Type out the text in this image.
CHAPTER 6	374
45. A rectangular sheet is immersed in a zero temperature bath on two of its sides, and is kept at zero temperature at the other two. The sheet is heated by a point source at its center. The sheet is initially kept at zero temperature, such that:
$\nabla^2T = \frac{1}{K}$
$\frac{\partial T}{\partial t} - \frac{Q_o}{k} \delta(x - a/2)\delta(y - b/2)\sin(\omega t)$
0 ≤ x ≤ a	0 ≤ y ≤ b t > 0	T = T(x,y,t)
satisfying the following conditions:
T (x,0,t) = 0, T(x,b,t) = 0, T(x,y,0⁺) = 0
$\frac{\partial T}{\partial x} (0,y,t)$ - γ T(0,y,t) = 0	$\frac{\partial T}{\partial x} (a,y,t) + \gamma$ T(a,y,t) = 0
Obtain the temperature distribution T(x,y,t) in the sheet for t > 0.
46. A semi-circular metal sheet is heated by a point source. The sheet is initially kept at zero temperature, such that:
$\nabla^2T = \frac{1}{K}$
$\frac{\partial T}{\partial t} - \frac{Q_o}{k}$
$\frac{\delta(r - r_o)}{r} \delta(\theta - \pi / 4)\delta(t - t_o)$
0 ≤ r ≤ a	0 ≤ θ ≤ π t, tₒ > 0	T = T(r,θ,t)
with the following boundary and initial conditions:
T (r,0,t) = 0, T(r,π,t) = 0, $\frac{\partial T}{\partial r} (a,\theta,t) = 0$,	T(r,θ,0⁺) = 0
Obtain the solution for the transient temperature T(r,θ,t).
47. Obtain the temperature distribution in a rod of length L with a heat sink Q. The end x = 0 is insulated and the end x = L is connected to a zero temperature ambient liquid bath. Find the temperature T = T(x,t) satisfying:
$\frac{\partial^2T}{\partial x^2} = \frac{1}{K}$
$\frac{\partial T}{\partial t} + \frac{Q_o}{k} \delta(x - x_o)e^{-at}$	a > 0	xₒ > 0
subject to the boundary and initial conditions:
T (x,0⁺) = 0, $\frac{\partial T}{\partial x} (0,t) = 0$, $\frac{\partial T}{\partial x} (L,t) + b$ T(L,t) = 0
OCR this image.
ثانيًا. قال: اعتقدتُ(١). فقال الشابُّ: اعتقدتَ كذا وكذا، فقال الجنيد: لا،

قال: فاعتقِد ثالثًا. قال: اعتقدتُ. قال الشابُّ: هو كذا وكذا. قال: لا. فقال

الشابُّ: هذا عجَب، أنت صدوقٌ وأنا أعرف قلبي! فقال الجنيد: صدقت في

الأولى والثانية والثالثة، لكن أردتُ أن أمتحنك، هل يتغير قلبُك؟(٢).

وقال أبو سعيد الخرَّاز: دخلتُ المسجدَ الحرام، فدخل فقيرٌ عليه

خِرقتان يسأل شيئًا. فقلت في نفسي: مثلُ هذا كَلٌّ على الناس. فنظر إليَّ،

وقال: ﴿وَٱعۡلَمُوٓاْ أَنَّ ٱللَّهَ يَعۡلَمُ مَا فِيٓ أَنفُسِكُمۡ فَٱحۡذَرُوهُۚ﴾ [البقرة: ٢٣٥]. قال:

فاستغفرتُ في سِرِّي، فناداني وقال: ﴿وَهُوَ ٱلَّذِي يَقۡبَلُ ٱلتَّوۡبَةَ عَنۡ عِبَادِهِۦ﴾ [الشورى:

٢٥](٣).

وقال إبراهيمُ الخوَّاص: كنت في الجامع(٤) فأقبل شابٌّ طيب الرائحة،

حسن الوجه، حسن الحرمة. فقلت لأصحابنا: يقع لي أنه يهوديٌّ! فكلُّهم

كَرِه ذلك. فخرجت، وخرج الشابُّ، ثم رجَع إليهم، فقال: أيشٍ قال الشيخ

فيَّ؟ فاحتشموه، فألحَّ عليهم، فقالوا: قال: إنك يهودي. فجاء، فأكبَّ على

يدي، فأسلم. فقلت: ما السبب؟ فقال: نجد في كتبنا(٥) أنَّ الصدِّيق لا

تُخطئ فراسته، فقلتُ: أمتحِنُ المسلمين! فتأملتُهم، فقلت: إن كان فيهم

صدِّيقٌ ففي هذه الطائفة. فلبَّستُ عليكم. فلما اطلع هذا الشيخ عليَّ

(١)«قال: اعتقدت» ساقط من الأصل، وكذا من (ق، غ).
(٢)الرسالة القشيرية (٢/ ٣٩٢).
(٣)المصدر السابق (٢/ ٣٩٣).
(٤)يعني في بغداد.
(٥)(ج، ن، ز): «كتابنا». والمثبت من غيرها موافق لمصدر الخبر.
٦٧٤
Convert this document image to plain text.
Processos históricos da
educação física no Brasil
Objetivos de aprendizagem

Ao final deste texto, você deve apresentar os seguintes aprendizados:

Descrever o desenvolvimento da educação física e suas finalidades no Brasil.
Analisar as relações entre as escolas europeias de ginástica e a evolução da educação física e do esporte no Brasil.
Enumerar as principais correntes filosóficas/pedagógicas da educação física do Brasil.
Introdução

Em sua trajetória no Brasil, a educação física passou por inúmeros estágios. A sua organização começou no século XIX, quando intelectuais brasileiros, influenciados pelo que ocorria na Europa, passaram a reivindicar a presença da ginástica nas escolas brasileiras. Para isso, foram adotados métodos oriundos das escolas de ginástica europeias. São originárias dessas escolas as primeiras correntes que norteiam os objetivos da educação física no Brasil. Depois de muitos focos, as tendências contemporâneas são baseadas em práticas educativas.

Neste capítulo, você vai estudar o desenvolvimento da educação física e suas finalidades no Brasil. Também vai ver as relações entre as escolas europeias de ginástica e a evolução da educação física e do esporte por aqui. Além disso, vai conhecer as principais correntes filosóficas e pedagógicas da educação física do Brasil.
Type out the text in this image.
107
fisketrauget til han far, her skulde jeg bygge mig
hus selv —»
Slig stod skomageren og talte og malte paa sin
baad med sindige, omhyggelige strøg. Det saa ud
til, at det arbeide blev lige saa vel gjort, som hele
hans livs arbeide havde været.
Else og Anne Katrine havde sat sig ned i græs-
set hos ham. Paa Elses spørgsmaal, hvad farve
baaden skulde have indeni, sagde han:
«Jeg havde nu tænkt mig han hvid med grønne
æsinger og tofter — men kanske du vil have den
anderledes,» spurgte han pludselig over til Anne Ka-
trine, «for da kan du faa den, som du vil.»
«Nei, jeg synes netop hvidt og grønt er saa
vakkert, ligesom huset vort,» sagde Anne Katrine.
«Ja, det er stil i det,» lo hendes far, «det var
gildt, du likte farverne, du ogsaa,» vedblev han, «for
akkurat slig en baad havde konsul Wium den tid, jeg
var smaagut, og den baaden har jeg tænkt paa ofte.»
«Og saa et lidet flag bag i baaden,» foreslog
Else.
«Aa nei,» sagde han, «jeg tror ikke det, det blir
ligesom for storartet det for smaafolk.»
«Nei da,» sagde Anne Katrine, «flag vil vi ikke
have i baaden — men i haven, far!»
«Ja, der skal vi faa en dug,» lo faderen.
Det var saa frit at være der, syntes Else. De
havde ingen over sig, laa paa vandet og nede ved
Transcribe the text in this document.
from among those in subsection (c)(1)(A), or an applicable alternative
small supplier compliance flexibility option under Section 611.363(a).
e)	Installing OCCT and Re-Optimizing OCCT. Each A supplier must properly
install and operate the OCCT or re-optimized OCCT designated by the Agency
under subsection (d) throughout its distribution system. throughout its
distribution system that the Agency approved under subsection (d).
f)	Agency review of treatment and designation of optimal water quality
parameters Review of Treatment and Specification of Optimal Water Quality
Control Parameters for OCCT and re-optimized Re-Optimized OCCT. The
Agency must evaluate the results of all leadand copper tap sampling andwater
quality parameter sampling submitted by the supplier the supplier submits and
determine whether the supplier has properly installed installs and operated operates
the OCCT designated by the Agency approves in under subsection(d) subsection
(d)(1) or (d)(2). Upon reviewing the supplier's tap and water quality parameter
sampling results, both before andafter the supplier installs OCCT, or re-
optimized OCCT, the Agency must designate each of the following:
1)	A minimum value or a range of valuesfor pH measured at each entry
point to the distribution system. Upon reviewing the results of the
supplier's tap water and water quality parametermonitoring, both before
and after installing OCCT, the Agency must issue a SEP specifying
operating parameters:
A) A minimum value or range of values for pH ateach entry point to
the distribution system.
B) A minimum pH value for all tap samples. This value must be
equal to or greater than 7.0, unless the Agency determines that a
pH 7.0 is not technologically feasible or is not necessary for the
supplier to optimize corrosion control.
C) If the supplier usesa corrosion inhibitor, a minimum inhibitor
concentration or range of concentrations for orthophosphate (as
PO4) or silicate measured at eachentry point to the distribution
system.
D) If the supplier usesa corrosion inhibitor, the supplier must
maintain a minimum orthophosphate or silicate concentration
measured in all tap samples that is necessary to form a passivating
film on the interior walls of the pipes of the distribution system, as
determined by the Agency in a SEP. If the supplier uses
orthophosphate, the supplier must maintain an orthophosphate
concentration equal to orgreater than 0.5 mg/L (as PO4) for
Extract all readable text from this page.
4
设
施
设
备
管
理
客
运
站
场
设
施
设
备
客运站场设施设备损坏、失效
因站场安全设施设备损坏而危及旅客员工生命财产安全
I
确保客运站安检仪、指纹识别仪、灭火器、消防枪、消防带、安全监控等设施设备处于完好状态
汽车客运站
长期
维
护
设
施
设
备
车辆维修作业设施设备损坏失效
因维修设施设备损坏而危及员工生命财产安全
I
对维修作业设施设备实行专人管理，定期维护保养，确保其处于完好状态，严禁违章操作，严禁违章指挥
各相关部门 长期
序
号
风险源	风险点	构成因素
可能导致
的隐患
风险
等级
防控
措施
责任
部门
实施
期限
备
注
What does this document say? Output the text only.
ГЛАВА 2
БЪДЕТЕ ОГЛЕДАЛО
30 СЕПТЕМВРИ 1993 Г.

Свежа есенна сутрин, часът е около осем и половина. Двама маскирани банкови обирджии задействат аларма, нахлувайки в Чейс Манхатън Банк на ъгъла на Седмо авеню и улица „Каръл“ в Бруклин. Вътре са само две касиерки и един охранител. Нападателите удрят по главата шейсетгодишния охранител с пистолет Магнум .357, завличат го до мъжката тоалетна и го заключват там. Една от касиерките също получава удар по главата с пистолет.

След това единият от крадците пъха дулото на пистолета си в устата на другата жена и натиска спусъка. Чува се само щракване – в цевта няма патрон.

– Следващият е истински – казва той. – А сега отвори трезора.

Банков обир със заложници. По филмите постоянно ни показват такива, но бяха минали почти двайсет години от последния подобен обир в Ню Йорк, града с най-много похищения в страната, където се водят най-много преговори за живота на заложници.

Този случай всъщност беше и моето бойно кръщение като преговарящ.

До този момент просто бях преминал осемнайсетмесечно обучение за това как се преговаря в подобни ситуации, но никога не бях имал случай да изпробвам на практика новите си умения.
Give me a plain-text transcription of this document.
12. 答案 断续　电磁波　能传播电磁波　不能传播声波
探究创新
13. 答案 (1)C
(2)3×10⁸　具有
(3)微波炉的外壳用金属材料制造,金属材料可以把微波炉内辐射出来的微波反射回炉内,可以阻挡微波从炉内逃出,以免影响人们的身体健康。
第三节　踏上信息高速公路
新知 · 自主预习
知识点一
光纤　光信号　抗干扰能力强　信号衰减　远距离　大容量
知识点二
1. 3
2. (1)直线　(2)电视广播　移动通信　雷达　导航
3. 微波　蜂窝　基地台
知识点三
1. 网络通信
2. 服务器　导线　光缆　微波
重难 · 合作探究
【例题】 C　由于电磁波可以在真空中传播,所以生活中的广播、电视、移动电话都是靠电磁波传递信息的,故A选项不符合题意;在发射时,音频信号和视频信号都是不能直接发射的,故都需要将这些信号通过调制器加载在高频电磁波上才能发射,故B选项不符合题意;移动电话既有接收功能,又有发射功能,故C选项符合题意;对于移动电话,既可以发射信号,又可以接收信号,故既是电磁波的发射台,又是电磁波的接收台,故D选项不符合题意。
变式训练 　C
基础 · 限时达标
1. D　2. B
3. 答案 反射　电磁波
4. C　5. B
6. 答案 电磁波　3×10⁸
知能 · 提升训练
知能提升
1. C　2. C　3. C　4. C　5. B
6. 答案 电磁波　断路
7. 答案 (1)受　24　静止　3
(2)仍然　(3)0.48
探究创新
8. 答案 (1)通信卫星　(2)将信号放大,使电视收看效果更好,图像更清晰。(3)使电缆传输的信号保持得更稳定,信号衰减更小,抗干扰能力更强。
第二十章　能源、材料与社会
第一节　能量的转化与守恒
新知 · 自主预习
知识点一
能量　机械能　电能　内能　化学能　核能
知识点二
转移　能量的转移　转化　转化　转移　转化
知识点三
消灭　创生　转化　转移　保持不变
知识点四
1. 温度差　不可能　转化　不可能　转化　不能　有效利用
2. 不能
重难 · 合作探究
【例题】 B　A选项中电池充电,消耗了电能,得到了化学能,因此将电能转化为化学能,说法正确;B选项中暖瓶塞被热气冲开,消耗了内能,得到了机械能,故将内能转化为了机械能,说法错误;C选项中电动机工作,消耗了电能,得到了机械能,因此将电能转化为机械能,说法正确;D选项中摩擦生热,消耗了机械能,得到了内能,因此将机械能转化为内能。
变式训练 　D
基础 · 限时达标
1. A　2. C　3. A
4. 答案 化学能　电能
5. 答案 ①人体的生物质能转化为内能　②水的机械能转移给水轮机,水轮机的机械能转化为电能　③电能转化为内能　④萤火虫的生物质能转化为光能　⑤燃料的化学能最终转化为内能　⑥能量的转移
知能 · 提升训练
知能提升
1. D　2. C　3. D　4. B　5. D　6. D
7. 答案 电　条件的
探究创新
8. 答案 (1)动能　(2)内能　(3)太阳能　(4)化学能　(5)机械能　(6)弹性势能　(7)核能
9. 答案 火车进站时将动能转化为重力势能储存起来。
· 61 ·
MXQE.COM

--------

- [Request]: Isolate the lines above that contain the word "such" and copy them.

- [Final result]:
45. A rectangular sheet is immersed in a zero temperature bath on two of its sides, and is kept at zero temperature at the other two. The sheet is heated by a point source at its center. The sheet is initially kept at zero temperature, such that:
46. A semi-circular metal sheet is heated by a point source. The sheet is initially kept at zero temperature, such that:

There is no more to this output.